**Dataset rows**
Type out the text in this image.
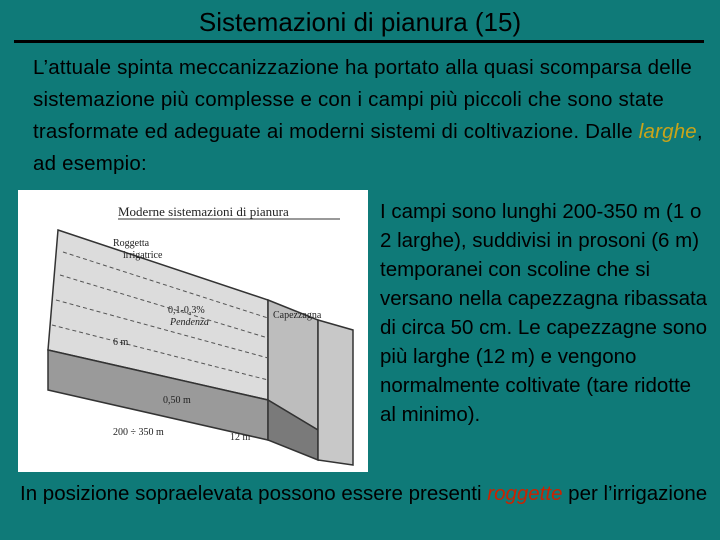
Sistemazioni di pianura (15)
L’attuale spinta meccanizzazione ha portato alla quasi scomparsa delle sistemazione più complesse e con i campi più piccoli che sono state trasformate ed adeguate ai moderni sistemi di coltivazione. Dalle larghe, ad esempio:
Moderne sistemazioni di pianura
Roggetta
irrigatrice
0,1-0,3%
Pendenza
Capezzagna
6 m
0,50 m
200 ÷ 350 m	12 m
I campi sono lunghi 200-350 m (1 o 2 larghe), suddivisi in prosoni (6 m) temporanei con scoline che si versano nella capezzagna ribassata di circa 50 cm. Le capezzagne sono più larghe (12 m) e vengono normalmente coltivate (tare ridotte al minimo).
In posizione sopraelevata possono essere presenti roggette per l’irrigazione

**What the exercise asks**
Your task is to transcribe all of the records precisely, with no images included.

**In response**
Type out the text in this image.
Sistemazioni di pianura (15)
L’attuale spinta meccanizzazione ha portato alla quasi scomparsa delle sistemazione più complesse e con i campi più piccoli che sono state trasformate ed adeguate ai moderni sistemi di coltivazione. Dalle larghe, ad esempio:
Moderne sistemazioni di pianura
Roggetta
irrigatrice
0,1-0,3%
Pendenza
Capezzagna
6 m
0,50 m
200 ÷ 350 m	12 m
I campi sono lunghi 200-350 m (1 o 2 larghe), suddivisi in prosoni (6 m) temporanei con scoline che si versano nella capezzagna ribassata di circa 50 cm. Le capezzagne sono più larghe (12 m) e vengono normalmente coltivate (tare ridotte al minimo).
In posizione sopraelevata possono essere presenti roggette per l’irrigazione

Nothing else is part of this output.